TASK REQUIREMENTS >> Will you extract the entries word for word? Images should not appear in the copy.
════
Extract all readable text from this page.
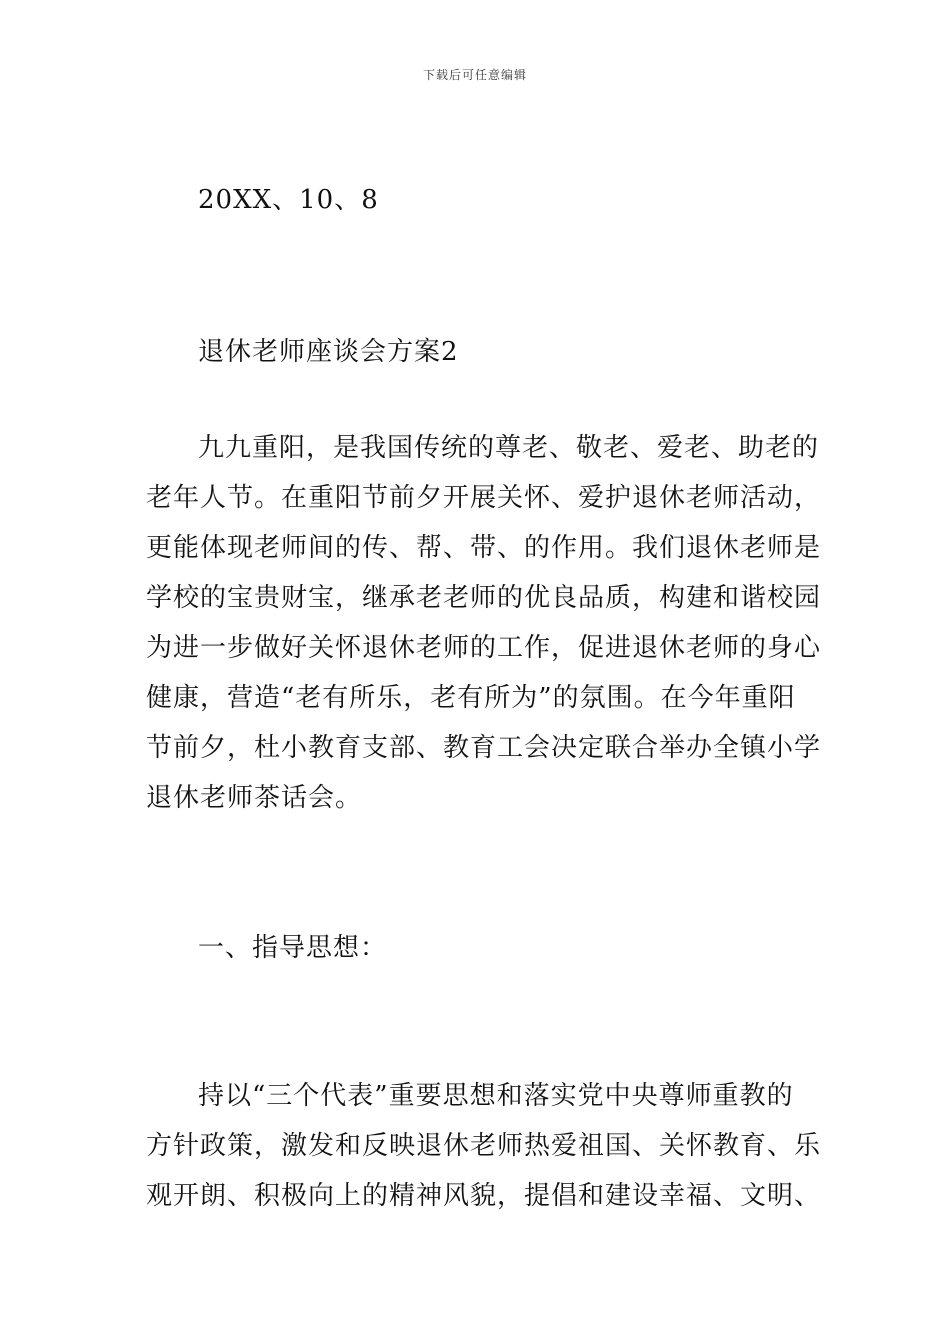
下载后可任意编辑
20XX、10、8
退休老师座谈会方案2
九九重阳，是我国传统的尊老、敬老、爱老、助老的
老年人节。在重阳节前夕开展关怀、爱护退休老师活动，
更能体现老师间的传、帮、带、的作用。我们退休老师是
学校的宝贵财宝，继承老老师的优良品质，构建和谐校园
为进一步做好关怀退休老师的工作，促进退休老师的身心
健康，营造“老有所乐，老有所为”的氛围。在今年重阳
节前夕，杜小教育支部、教育工会决定联合举办全镇小学
退休老师茶话会。
一、指导思想：
持以“三个代表”重要思想和落实党中央尊师重教的
方针政策，激发和反映退休老师热爱祖国、关怀教育、乐
观开朗、积极向上的精神风貌，提倡和建设幸福、文明、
════
EXPECTED ANSWER >>
Extract all readable text from this page.
下载后可任意编辑
20XX、10、8
退休老师座谈会方案2
九九重阳，是我国传统的尊老、敬老、爱老、助老的
老年人节。在重阳节前夕开展关怀、爱护退休老师活动，
更能体现老师间的传、帮、带、的作用。我们退休老师是
学校的宝贵财宝，继承老老师的优良品质，构建和谐校园
为进一步做好关怀退休老师的工作，促进退休老师的身心
健康，营造“老有所乐，老有所为”的氛围。在今年重阳
节前夕，杜小教育支部、教育工会决定联合举办全镇小学
退休老师茶话会。
一、指导思想：
持以“三个代表”重要思想和落实党中央尊师重教的
方针政策，激发和反映退休老师热爱祖国、关怀教育、乐
观开朗、积极向上的精神风貌，提倡和建设幸福、文明、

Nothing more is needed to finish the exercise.